> _Task prompt_: Every line below that holds the string "необходимой" should be copied out.

— Start of Material for this exercise —

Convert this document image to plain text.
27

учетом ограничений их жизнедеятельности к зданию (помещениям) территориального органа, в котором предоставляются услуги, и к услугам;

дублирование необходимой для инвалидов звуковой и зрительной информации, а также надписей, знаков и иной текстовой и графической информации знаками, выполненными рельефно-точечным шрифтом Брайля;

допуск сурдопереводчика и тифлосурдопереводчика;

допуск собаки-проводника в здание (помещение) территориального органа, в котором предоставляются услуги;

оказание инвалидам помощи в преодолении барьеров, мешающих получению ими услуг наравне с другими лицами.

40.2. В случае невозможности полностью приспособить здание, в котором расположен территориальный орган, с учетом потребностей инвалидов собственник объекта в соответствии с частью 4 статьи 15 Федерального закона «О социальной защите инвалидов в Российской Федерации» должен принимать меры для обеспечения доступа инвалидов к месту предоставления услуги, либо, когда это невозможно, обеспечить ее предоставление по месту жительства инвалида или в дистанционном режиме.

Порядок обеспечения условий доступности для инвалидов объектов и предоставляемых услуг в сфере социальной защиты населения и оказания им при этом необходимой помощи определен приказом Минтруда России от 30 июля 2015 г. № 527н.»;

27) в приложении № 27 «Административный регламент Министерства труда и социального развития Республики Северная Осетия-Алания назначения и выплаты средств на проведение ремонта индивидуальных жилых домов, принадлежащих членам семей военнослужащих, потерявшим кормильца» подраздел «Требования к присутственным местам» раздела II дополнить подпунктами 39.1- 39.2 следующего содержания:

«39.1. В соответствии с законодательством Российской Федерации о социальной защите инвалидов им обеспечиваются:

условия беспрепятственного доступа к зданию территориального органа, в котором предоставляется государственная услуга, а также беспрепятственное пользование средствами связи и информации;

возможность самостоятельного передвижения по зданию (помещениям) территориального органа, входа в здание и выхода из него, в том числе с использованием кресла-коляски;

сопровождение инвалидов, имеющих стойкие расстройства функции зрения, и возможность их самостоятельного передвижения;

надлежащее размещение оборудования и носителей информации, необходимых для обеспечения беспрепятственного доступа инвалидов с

— End of Material for this exercise —

> _Final result_:
дублирование необходимой для инвалидов звуковой и зрительной информации, а также надписей, знаков и иной текстовой и графической информации знаками, выполненными рельефно-точечным шрифтом Брайля;
Порядок обеспечения условий доступности для инвалидов объектов и предоставляемых услуг в сфере социальной защиты населения и оказания им при этом необходимой помощи определен приказом Минтруда России от 30 июля 2015 г. № 527н.»;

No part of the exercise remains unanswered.